Problem to solve: Take the listing and print it in full, exactly as given.

Information provided:

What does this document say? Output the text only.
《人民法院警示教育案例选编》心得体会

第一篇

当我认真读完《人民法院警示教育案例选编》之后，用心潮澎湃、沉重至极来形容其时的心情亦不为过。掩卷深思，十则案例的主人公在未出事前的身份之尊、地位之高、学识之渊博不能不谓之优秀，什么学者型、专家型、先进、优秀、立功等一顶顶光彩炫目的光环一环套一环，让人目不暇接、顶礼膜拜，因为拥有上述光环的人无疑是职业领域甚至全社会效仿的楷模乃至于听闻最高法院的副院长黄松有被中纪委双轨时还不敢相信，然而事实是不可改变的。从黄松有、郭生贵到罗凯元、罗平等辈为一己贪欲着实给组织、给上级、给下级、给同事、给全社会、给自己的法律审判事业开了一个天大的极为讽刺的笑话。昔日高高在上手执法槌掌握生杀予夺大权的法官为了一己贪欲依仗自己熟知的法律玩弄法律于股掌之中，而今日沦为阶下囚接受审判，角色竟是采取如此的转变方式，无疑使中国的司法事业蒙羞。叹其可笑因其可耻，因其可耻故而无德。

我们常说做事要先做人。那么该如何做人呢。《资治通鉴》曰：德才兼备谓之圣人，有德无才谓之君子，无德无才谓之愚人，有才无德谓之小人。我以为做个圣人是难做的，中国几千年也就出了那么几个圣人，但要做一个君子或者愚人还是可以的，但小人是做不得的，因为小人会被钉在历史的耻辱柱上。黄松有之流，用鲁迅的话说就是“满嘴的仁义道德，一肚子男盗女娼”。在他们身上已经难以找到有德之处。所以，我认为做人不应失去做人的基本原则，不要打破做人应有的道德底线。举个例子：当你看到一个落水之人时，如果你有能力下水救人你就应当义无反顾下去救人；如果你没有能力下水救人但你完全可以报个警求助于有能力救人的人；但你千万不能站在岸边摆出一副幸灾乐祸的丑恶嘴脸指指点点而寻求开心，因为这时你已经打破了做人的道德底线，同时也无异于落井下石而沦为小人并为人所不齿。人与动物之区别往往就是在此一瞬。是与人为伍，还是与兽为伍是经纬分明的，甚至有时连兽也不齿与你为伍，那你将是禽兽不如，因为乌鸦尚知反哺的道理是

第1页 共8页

Response to the task:
What does this document say? Output the text only.
《人民法院警示教育案例选编》心得体会

第一篇

当我认真读完《人民法院警示教育案例选编》之后，用心潮澎湃、沉重至极来形容其时的心情亦不为过。掩卷深思，十则案例的主人公在未出事前的身份之尊、地位之高、学识之渊博不能不谓之优秀，什么学者型、专家型、先进、优秀、立功等一顶顶光彩炫目的光环一环套一环，让人目不暇接、顶礼膜拜，因为拥有上述光环的人无疑是职业领域甚至全社会效仿的楷模乃至于听闻最高法院的副院长黄松有被中纪委双轨时还不敢相信，然而事实是不可改变的。从黄松有、郭生贵到罗凯元、罗平等辈为一己贪欲着实给组织、给上级、给下级、给同事、给全社会、给自己的法律审判事业开了一个天大的极为讽刺的笑话。昔日高高在上手执法槌掌握生杀予夺大权的法官为了一己贪欲依仗自己熟知的法律玩弄法律于股掌之中，而今日沦为阶下囚接受审判，角色竟是采取如此的转变方式，无疑使中国的司法事业蒙羞。叹其可笑因其可耻，因其可耻故而无德。

我们常说做事要先做人。那么该如何做人呢。《资治通鉴》曰：德才兼备谓之圣人，有德无才谓之君子，无德无才谓之愚人，有才无德谓之小人。我以为做个圣人是难做的，中国几千年也就出了那么几个圣人，但要做一个君子或者愚人还是可以的，但小人是做不得的，因为小人会被钉在历史的耻辱柱上。黄松有之流，用鲁迅的话说就是“满嘴的仁义道德，一肚子男盗女娼”。在他们身上已经难以找到有德之处。所以，我认为做人不应失去做人的基本原则，不要打破做人应有的道德底线。举个例子：当你看到一个落水之人时，如果你有能力下水救人你就应当义无反顾下去救人；如果你没有能力下水救人但你完全可以报个警求助于有能力救人的人；但你千万不能站在岸边摆出一副幸灾乐祸的丑恶嘴脸指指点点而寻求开心，因为这时你已经打破了做人的道德底线，同时也无异于落井下石而沦为小人并为人所不齿。人与动物之区别往往就是在此一瞬。是与人为伍，还是与兽为伍是经纬分明的，甚至有时连兽也不齿与你为伍，那你将是禽兽不如，因为乌鸦尚知反哺的道理是

第1页 共8页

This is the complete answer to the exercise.